Task description.
Reproduce all entries precisely as they are written.

[Extracted data entries]
•••••

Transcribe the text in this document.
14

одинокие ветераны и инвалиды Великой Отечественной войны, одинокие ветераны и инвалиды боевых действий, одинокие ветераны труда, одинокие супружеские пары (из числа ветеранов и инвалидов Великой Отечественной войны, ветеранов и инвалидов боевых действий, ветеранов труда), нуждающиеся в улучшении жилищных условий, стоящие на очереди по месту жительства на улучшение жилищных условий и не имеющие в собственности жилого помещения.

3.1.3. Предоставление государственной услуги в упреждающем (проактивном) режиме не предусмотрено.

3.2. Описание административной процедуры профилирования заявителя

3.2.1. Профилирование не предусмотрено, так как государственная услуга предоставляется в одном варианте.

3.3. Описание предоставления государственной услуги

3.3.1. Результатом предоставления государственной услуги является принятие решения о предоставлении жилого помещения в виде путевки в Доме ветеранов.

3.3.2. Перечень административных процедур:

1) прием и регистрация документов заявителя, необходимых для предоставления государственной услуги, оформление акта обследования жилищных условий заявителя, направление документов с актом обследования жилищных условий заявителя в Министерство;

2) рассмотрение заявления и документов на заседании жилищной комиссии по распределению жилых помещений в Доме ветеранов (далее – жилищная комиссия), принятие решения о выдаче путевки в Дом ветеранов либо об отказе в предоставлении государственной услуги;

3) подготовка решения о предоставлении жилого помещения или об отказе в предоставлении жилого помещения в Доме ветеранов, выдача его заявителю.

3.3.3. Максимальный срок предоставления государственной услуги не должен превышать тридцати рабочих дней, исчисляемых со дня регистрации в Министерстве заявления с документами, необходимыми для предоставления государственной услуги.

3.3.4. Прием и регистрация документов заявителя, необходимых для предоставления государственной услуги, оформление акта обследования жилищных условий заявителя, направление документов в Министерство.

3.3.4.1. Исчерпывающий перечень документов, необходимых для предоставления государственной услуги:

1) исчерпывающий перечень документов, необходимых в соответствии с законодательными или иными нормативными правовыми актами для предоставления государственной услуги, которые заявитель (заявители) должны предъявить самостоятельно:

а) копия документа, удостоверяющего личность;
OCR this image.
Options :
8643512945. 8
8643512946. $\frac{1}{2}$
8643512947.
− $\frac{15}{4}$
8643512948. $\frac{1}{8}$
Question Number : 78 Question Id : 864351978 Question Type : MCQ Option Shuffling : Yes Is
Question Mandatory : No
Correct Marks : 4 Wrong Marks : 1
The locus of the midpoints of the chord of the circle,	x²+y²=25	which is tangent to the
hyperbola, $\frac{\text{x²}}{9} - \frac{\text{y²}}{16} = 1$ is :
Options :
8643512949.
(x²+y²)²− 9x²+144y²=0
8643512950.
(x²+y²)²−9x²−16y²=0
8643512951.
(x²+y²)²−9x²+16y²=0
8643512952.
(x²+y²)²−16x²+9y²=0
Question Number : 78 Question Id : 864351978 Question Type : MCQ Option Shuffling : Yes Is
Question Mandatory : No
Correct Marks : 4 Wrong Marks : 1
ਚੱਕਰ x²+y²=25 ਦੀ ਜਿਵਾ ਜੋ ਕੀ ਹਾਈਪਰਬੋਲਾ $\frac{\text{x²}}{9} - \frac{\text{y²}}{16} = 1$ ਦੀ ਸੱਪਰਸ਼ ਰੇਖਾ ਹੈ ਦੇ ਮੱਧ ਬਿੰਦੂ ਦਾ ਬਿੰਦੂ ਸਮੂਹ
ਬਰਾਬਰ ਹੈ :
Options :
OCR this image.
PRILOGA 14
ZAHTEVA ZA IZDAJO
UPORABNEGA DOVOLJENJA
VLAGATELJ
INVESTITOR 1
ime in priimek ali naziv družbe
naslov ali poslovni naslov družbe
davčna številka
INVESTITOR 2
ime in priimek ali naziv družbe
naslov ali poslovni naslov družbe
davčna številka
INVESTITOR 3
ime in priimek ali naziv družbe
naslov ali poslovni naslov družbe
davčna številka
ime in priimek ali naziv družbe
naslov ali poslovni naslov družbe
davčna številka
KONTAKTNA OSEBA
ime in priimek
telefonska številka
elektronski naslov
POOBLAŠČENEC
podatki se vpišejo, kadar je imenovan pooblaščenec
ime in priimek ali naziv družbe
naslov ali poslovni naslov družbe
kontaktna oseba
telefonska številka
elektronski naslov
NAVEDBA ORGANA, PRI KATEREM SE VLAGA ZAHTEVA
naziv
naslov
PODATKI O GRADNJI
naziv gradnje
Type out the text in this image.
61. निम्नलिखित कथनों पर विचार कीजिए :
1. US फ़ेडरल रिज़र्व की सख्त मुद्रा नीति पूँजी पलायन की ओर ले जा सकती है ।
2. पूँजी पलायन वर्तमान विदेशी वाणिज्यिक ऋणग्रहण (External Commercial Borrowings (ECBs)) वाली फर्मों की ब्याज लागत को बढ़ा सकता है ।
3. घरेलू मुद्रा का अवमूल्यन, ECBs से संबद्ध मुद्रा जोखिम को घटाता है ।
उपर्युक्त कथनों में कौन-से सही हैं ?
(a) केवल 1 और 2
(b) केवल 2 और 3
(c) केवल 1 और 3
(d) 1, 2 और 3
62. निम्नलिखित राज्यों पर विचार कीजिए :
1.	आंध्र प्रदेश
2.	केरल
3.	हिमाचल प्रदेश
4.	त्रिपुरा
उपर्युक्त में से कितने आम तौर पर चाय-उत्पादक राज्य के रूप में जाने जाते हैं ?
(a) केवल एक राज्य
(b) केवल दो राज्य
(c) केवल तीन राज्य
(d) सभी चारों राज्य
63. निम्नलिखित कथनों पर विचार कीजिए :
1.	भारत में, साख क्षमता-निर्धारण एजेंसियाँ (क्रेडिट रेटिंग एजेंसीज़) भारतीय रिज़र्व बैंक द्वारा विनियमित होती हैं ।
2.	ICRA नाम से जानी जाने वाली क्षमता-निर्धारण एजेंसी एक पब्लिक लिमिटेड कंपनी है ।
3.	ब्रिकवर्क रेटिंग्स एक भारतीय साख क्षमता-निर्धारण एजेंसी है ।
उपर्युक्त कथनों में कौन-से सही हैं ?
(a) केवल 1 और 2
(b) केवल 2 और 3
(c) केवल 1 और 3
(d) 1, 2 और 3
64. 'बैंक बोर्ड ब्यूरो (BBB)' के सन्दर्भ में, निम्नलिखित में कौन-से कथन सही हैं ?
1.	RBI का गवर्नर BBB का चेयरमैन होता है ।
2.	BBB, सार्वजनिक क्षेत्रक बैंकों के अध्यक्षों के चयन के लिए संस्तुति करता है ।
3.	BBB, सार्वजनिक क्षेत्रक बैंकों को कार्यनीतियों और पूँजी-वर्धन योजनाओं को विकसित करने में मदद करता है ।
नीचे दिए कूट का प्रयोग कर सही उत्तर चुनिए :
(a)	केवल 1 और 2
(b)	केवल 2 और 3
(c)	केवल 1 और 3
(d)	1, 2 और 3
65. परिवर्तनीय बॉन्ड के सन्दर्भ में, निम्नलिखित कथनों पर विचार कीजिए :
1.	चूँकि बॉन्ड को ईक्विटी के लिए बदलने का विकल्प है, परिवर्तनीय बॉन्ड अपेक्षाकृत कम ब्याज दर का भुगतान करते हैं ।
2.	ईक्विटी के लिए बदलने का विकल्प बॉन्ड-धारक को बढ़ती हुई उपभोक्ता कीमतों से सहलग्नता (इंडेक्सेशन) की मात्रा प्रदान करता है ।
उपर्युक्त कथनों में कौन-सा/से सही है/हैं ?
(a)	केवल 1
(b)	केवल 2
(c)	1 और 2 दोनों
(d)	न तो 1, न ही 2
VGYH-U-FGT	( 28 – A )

•••••

The result.
Transcribe the text in this document.
14

одинокие ветераны и инвалиды Великой Отечественной войны, одинокие ветераны и инвалиды боевых действий, одинокие ветераны труда, одинокие супружеские пары (из числа ветеранов и инвалидов Великой Отечественной войны, ветеранов и инвалидов боевых действий, ветеранов труда), нуждающиеся в улучшении жилищных условий, стоящие на очереди по месту жительства на улучшение жилищных условий и не имеющие в собственности жилого помещения.

3.1.3. Предоставление государственной услуги в упреждающем (проактивном) режиме не предусмотрено.

3.2. Описание административной процедуры профилирования заявителя

3.2.1. Профилирование не предусмотрено, так как государственная услуга предоставляется в одном варианте.

3.3. Описание предоставления государственной услуги

3.3.1. Результатом предоставления государственной услуги является принятие решения о предоставлении жилого помещения в виде путевки в Доме ветеранов.

3.3.2. Перечень административных процедур:

1) прием и регистрация документов заявителя, необходимых для предоставления государственной услуги, оформление акта обследования жилищных условий заявителя, направление документов с актом обследования жилищных условий заявителя в Министерство;

2) рассмотрение заявления и документов на заседании жилищной комиссии по распределению жилых помещений в Доме ветеранов (далее – жилищная комиссия), принятие решения о выдаче путевки в Дом ветеранов либо об отказе в предоставлении государственной услуги;

3) подготовка решения о предоставлении жилого помещения или об отказе в предоставлении жилого помещения в Доме ветеранов, выдача его заявителю.

3.3.3. Максимальный срок предоставления государственной услуги не должен превышать тридцати рабочих дней, исчисляемых со дня регистрации в Министерстве заявления с документами, необходимыми для предоставления государственной услуги.

3.3.4. Прием и регистрация документов заявителя, необходимых для предоставления государственной услуги, оформление акта обследования жилищных условий заявителя, направление документов в Министерство.

3.3.4.1. Исчерпывающий перечень документов, необходимых для предоставления государственной услуги:

1) исчерпывающий перечень документов, необходимых в соответствии с законодательными или иными нормативными правовыми актами для предоставления государственной услуги, которые заявитель (заявители) должны предъявить самостоятельно:

а) копия документа, удостоверяющего личность;
OCR this image.
Options :
8643512945. 8
8643512946. $\frac{1}{2}$
8643512947.
− $\frac{15}{4}$
8643512948. $\frac{1}{8}$
Question Number : 78 Question Id : 864351978 Question Type : MCQ Option Shuffling : Yes Is
Question Mandatory : No
Correct Marks : 4 Wrong Marks : 1
The locus of the midpoints of the chord of the circle,	x²+y²=25	which is tangent to the
hyperbola, $\frac{\text{x²}}{9} - \frac{\text{y²}}{16} = 1$ is :
Options :
8643512949.
(x²+y²)²− 9x²+144y²=0
8643512950.
(x²+y²)²−9x²−16y²=0
8643512951.
(x²+y²)²−9x²+16y²=0
8643512952.
(x²+y²)²−16x²+9y²=0
Question Number : 78 Question Id : 864351978 Question Type : MCQ Option Shuffling : Yes Is
Question Mandatory : No
Correct Marks : 4 Wrong Marks : 1
ਚੱਕਰ x²+y²=25 ਦੀ ਜਿਵਾ ਜੋ ਕੀ ਹਾਈਪਰਬੋਲਾ $\frac{\text{x²}}{9} - \frac{\text{y²}}{16} = 1$ ਦੀ ਸੱਪਰਸ਼ ਰੇਖਾ ਹੈ ਦੇ ਮੱਧ ਬਿੰਦੂ ਦਾ ਬਿੰਦੂ ਸਮੂਹ
ਬਰਾਬਰ ਹੈ :
Options :
OCR this image.
PRILOGA 14
ZAHTEVA ZA IZDAJO
UPORABNEGA DOVOLJENJA
VLAGATELJ
INVESTITOR 1
ime in priimek ali naziv družbe
naslov ali poslovni naslov družbe
davčna številka
INVESTITOR 2
ime in priimek ali naziv družbe
naslov ali poslovni naslov družbe
davčna številka
INVESTITOR 3
ime in priimek ali naziv družbe
naslov ali poslovni naslov družbe
davčna številka
ime in priimek ali naziv družbe
naslov ali poslovni naslov družbe
davčna številka
KONTAKTNA OSEBA
ime in priimek
telefonska številka
elektronski naslov
POOBLAŠČENEC
podatki se vpišejo, kadar je imenovan pooblaščenec
ime in priimek ali naziv družbe
naslov ali poslovni naslov družbe
kontaktna oseba
telefonska številka
elektronski naslov
NAVEDBA ORGANA, PRI KATEREM SE VLAGA ZAHTEVA
naziv
naslov
PODATKI O GRADNJI
naziv gradnje
Type out the text in this image.
61. निम्नलिखित कथनों पर विचार कीजिए :
1. US फ़ेडरल रिज़र्व की सख्त मुद्रा नीति पूँजी पलायन की ओर ले जा सकती है ।
2. पूँजी पलायन वर्तमान विदेशी वाणिज्यिक ऋणग्रहण (External Commercial Borrowings (ECBs)) वाली फर्मों की ब्याज लागत को बढ़ा सकता है ।
3. घरेलू मुद्रा का अवमूल्यन, ECBs से संबद्ध मुद्रा जोखिम को घटाता है ।
उपर्युक्त कथनों में कौन-से सही हैं ?
(a) केवल 1 और 2
(b) केवल 2 और 3
(c) केवल 1 और 3
(d) 1, 2 और 3
62. निम्नलिखित राज्यों पर विचार कीजिए :
1.	आंध्र प्रदेश
2.	केरल
3.	हिमाचल प्रदेश
4.	त्रिपुरा
उपर्युक्त में से कितने आम तौर पर चाय-उत्पादक राज्य के रूप में जाने जाते हैं ?
(a) केवल एक राज्य
(b) केवल दो राज्य
(c) केवल तीन राज्य
(d) सभी चारों राज्य
63. निम्नलिखित कथनों पर विचार कीजिए :
1.	भारत में, साख क्षमता-निर्धारण एजेंसियाँ (क्रेडिट रेटिंग एजेंसीज़) भारतीय रिज़र्व बैंक द्वारा विनियमित होती हैं ।
2.	ICRA नाम से जानी जाने वाली क्षमता-निर्धारण एजेंसी एक पब्लिक लिमिटेड कंपनी है ।
3.	ब्रिकवर्क रेटिंग्स एक भारतीय साख क्षमता-निर्धारण एजेंसी है ।
उपर्युक्त कथनों में कौन-से सही हैं ?
(a) केवल 1 और 2
(b) केवल 2 और 3
(c) केवल 1 और 3
(d) 1, 2 और 3
64. 'बैंक बोर्ड ब्यूरो (BBB)' के सन्दर्भ में, निम्नलिखित में कौन-से कथन सही हैं ?
1.	RBI का गवर्नर BBB का चेयरमैन होता है ।
2.	BBB, सार्वजनिक क्षेत्रक बैंकों के अध्यक्षों के चयन के लिए संस्तुति करता है ।
3.	BBB, सार्वजनिक क्षेत्रक बैंकों को कार्यनीतियों और पूँजी-वर्धन योजनाओं को विकसित करने में मदद करता है ।
नीचे दिए कूट का प्रयोग कर सही उत्तर चुनिए :
(a)	केवल 1 और 2
(b)	केवल 2 और 3
(c)	केवल 1 और 3
(d)	1, 2 और 3
65. परिवर्तनीय बॉन्ड के सन्दर्भ में, निम्नलिखित कथनों पर विचार कीजिए :
1.	चूँकि बॉन्ड को ईक्विटी के लिए बदलने का विकल्प है, परिवर्तनीय बॉन्ड अपेक्षाकृत कम ब्याज दर का भुगतान करते हैं ।
2.	ईक्विटी के लिए बदलने का विकल्प बॉन्ड-धारक को बढ़ती हुई उपभोक्ता कीमतों से सहलग्नता (इंडेक्सेशन) की मात्रा प्रदान करता है ।
उपर्युक्त कथनों में कौन-सा/से सही है/हैं ?
(a)	केवल 1
(b)	केवल 2
(c)	1 और 2 दोनों
(d)	न तो 1, न ही 2
VGYH-U-FGT	( 28 – A )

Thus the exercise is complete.